* AIM OF THE TASK *
Repeat the listing that follows, character for character, minus the pictures.

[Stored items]
──────────

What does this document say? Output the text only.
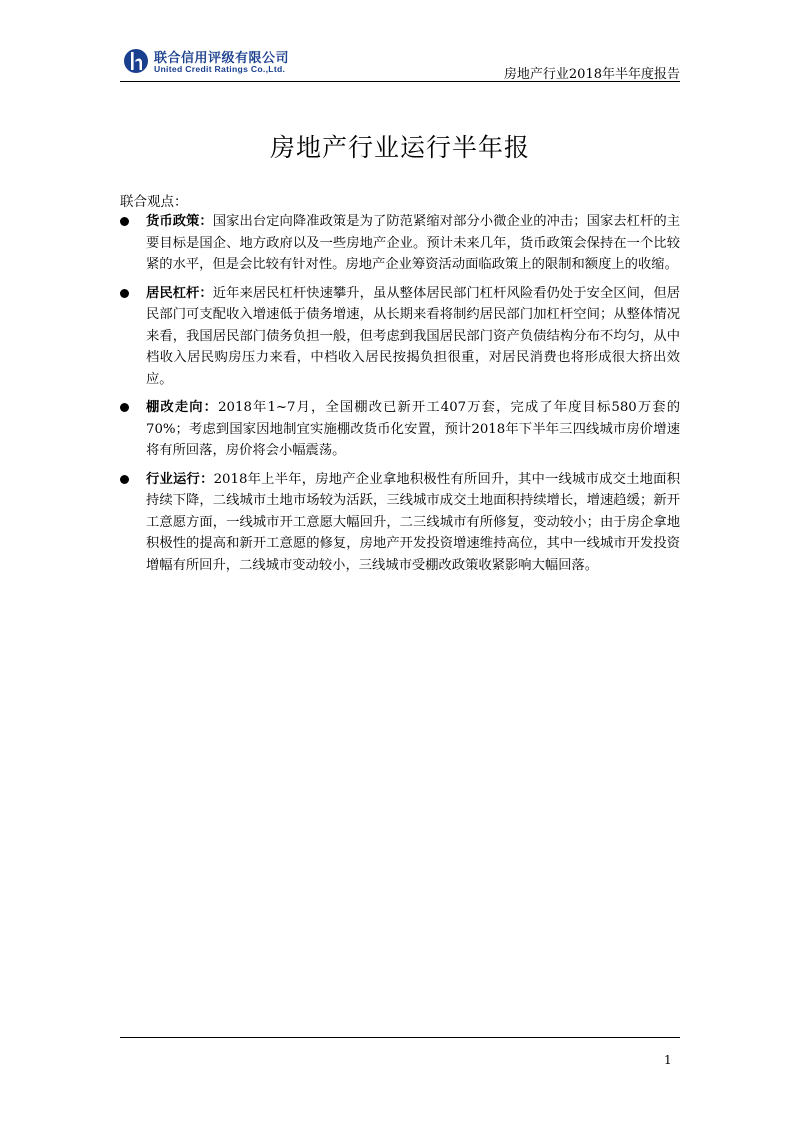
联合信用评级有限公司
United Credit Ratings Co.,Ltd.	房地产行业2018年半年度报告
房地产行业运行半年报
联合观点：
货币政策：国家出台定向降准政策是为了防范紧缩对部分小微企业的冲击；国家去杠杆的主要目标是国企、地方政府以及一些房地产企业。预计未来几年，货币政策会保持在一个比较紧的水平，但是会比较有针对性。房地产企业筹资活动面临政策上的限制和额度上的收缩。
居民杠杆：近年来居民杠杆快速攀升，虽从整体居民部门杠杆风险看仍处于安全区间，但居民部门可支配收入增速低于债务增速，从长期来看将制约居民部门加杠杆空间；从整体情况来看，我国居民部门债务负担一般，但考虑到我国居民部门资产负债结构分布不均匀，从中档收入居民购房压力来看，中档收入居民按揭负担很重，对居民消费也将形成很大挤出效应。
棚改走向：2018年1~7月，全国棚改已新开工407万套，完成了年度目标580万套的70%；考虑到国家因地制宜实施棚改货币化安置，预计2018年下半年三四线城市房价增速将有所回落，房价将会小幅震荡。
行业运行：2018年上半年，房地产企业拿地积极性有所回升，其中一线城市成交土地面积持续下降，二线城市土地市场较为活跃，三线城市成交土地面积持续增长，增速趋缓；新开工意愿方面，一线城市开工意愿大幅回升，二三线城市有所修复，变动较小；由于房企拿地积极性的提高和新开工意愿的修复，房地产开发投资增速维持高位，其中一线城市开发投资增幅有所回升，二线城市变动较小，三线城市受棚改政策收紧影响大幅回落。
1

──────────

* WRITTEN ANSWER *
What does this document say? Output the text only.
联合信用评级有限公司
United Credit Ratings Co.,Ltd.	房地产行业2018年半年度报告
房地产行业运行半年报
联合观点：
货币政策：国家出台定向降准政策是为了防范紧缩对部分小微企业的冲击；国家去杠杆的主要目标是国企、地方政府以及一些房地产企业。预计未来几年，货币政策会保持在一个比较紧的水平，但是会比较有针对性。房地产企业筹资活动面临政策上的限制和额度上的收缩。
居民杠杆：近年来居民杠杆快速攀升，虽从整体居民部门杠杆风险看仍处于安全区间，但居民部门可支配收入增速低于债务增速，从长期来看将制约居民部门加杠杆空间；从整体情况来看，我国居民部门债务负担一般，但考虑到我国居民部门资产负债结构分布不均匀，从中档收入居民购房压力来看，中档收入居民按揭负担很重，对居民消费也将形成很大挤出效应。
棚改走向：2018年1~7月，全国棚改已新开工407万套，完成了年度目标580万套的70%；考虑到国家因地制宜实施棚改货币化安置，预计2018年下半年三四线城市房价增速将有所回落，房价将会小幅震荡。
行业运行：2018年上半年，房地产企业拿地积极性有所回升，其中一线城市成交土地面积持续下降，二线城市土地市场较为活跃，三线城市成交土地面积持续增长，增速趋缓；新开工意愿方面，一线城市开工意愿大幅回升，二三线城市有所修复，变动较小；由于房企拿地积极性的提高和新开工意愿的修复，房地产开发投资增速维持高位，其中一线城市开发投资增幅有所回升，二线城市变动较小，三线城市受棚改政策收紧影响大幅回落。
1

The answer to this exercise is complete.